**Work order**
On how many lines of these entries does the word "pathway" occur? State the number alone.
== The records ==
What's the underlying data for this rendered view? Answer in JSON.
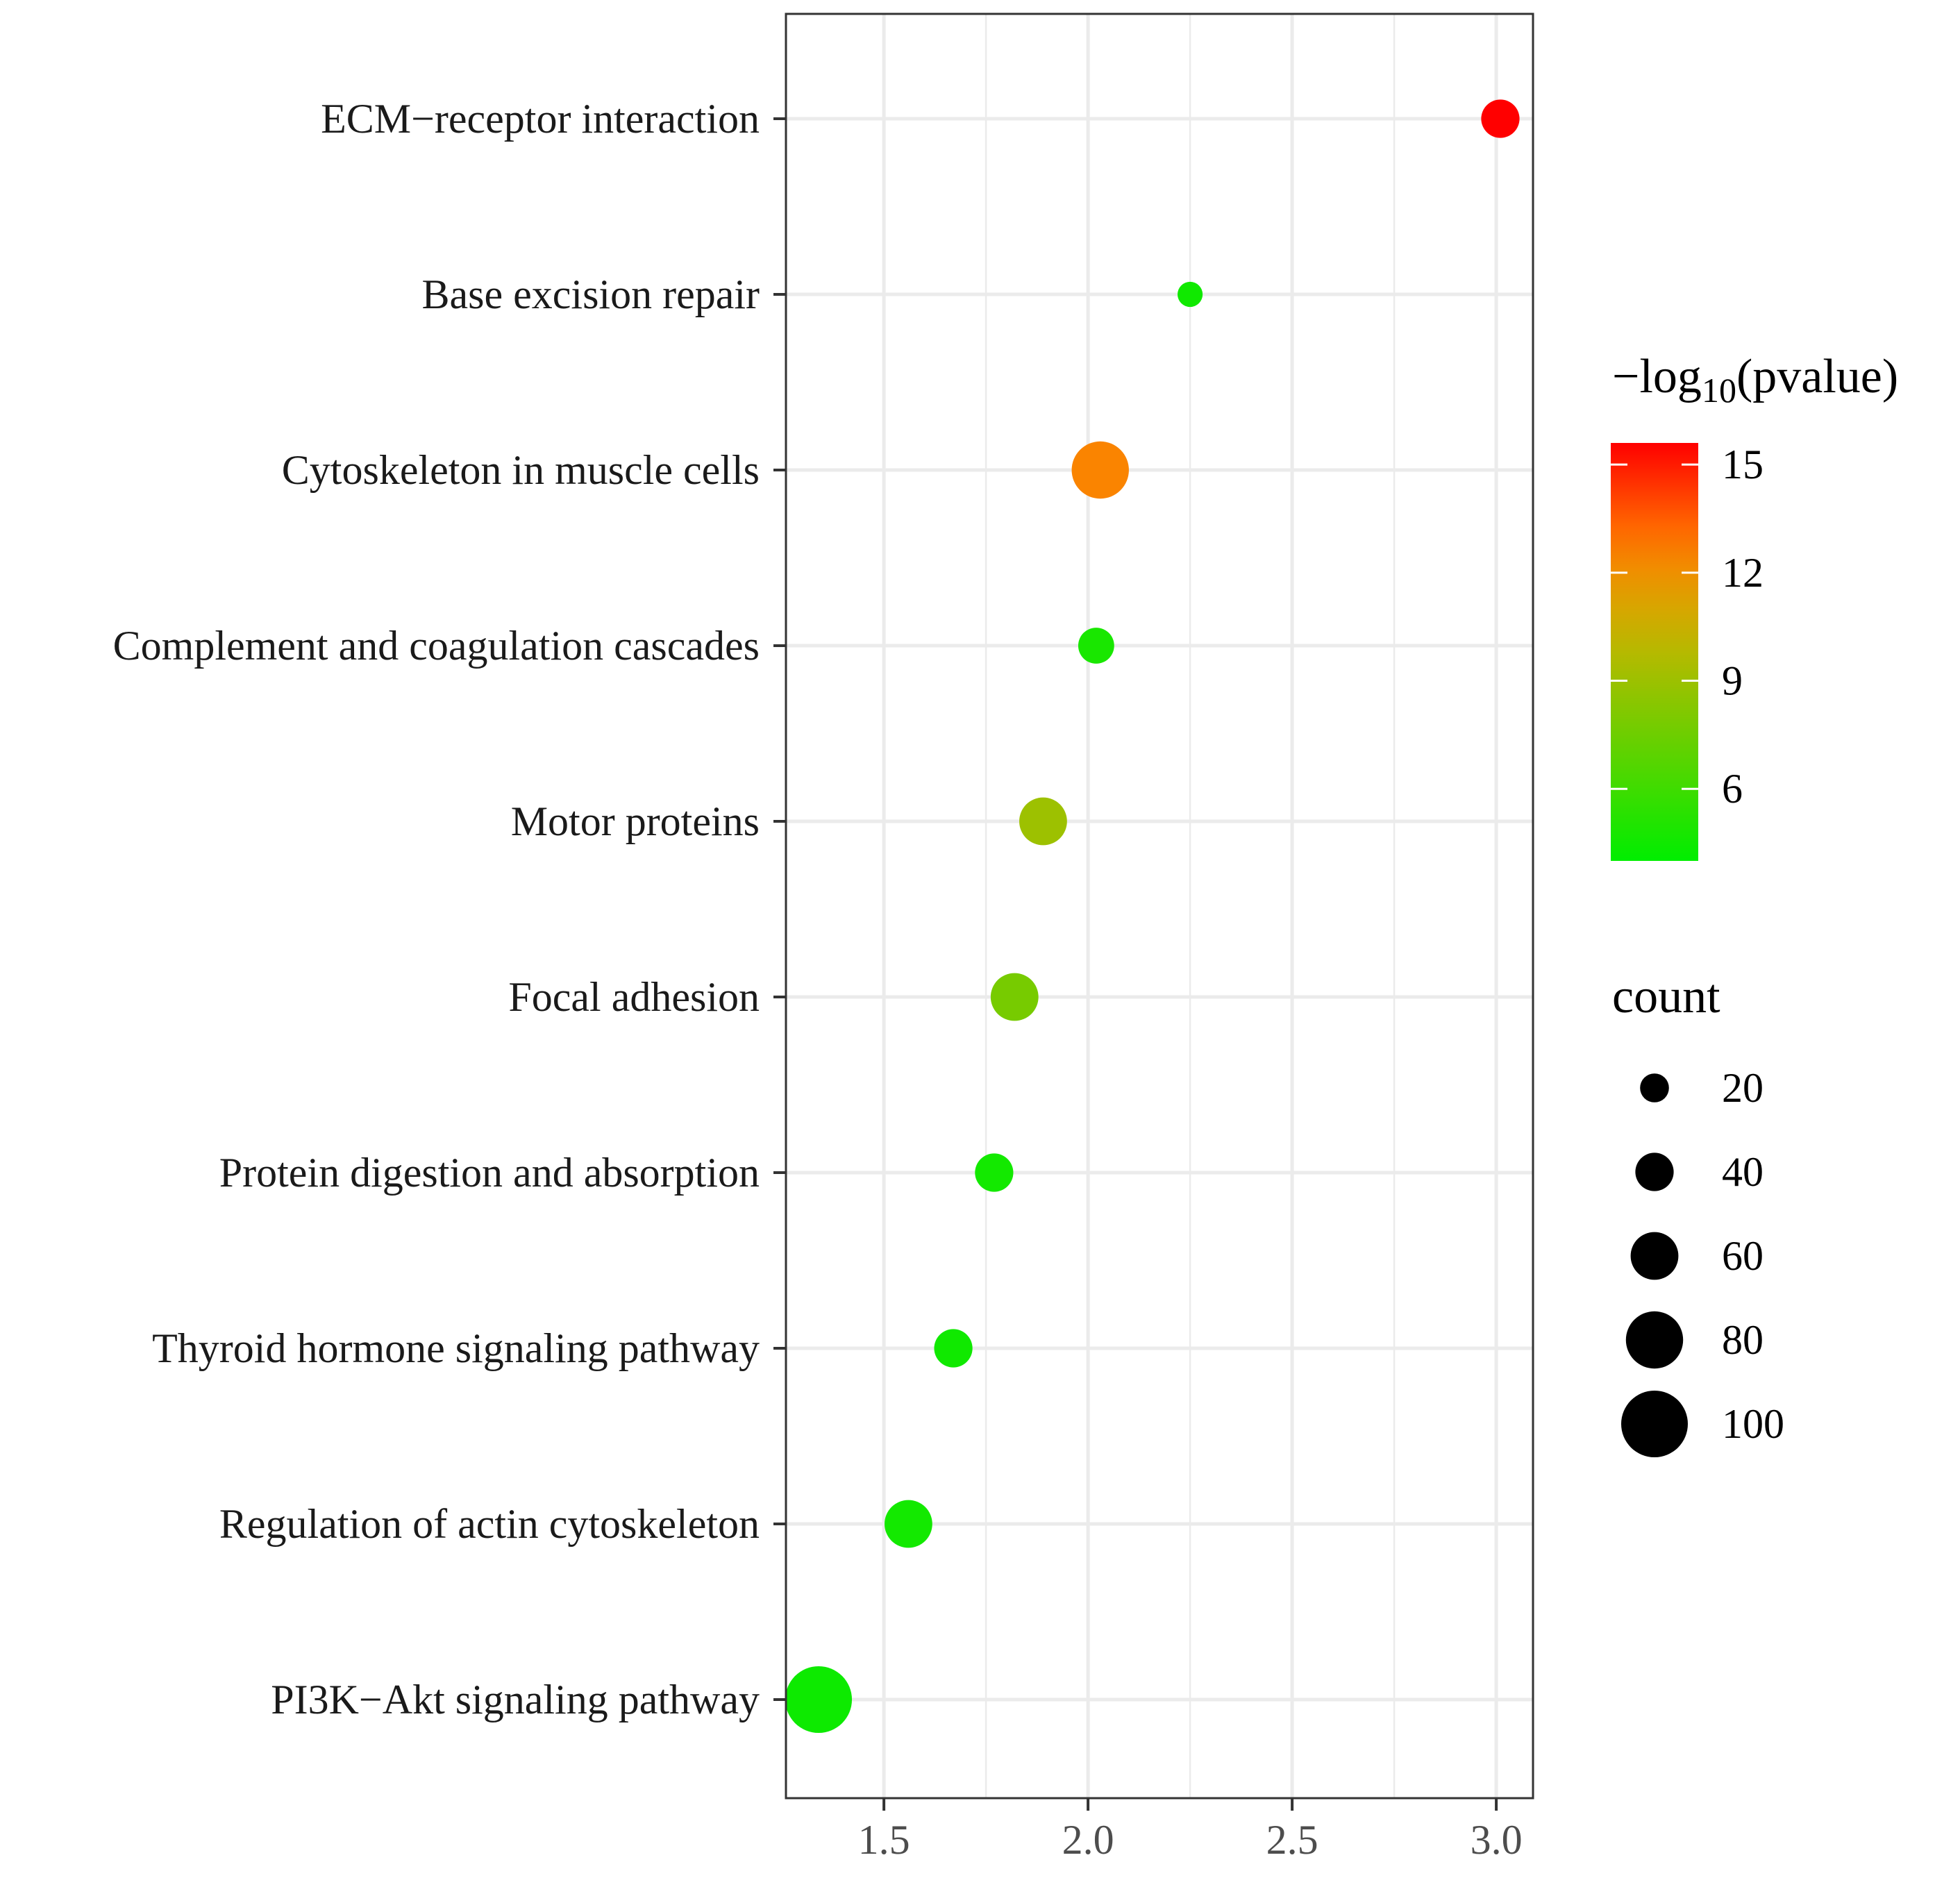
{
  "chart_data": {
    "type": "scatter",
    "title": "",
    "xlabel": "",
    "ylabel": "",
    "xlim": [
      1.26,
      3.09
    ],
    "x_ticks": [
      "1.5",
      "2.0",
      "2.5",
      "3.0"
    ],
    "x_tick_values": [
      1.5,
      2.0,
      2.5,
      3.0
    ],
    "grid": true,
    "points": [
      {
        "category": "ECM−receptor interaction",
        "x": 3.01,
        "count": 40,
        "neglog10p": 15.6
      },
      {
        "category": "Base excision repair",
        "x": 2.25,
        "count": 12,
        "neglog10p": 4.5
      },
      {
        "category": "Cytoskeleton in muscle cells",
        "x": 2.03,
        "count": 80,
        "neglog10p": 12.5
      },
      {
        "category": "Complement and coagulation cascades",
        "x": 2.02,
        "count": 35,
        "neglog10p": 4.8
      },
      {
        "category": "Motor proteins",
        "x": 1.89,
        "count": 60,
        "neglog10p": 9.0
      },
      {
        "category": "Focal adhesion",
        "x": 1.82,
        "count": 60,
        "neglog10p": 7.8
      },
      {
        "category": "Protein digestion and absorption",
        "x": 1.77,
        "count": 40,
        "neglog10p": 4.6
      },
      {
        "category": "Thyroid hormone signaling pathway",
        "x": 1.67,
        "count": 40,
        "neglog10p": 4.5
      },
      {
        "category": "Regulation of actin cytoskeleton",
        "x": 1.56,
        "count": 60,
        "neglog10p": 4.6
      },
      {
        "category": "PI3K−Akt signaling pathway",
        "x": 1.34,
        "count": 100,
        "neglog10p": 4.4
      }
    ],
    "color_legend": {
      "title_prefix": "−log",
      "title_subscript": "10",
      "title_suffix": "(pvalue)",
      "min": 4.0,
      "max": 15.6,
      "ticks": [
        {
          "value": 15,
          "label": "15"
        },
        {
          "value": 12,
          "label": "12"
        },
        {
          "value": 9,
          "label": "9"
        },
        {
          "value": 6,
          "label": "6"
        }
      ],
      "low_color": "#00ee00",
      "high_color": "#ff0000"
    },
    "size_legend": {
      "title": "count",
      "entries": [
        {
          "value": 20,
          "label": "20"
        },
        {
          "value": 40,
          "label": "40"
        },
        {
          "value": 60,
          "label": "60"
        },
        {
          "value": 80,
          "label": "80"
        },
        {
          "value": 100,
          "label": "100"
        }
      ]
    }
  }
}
===
**Written reply**
2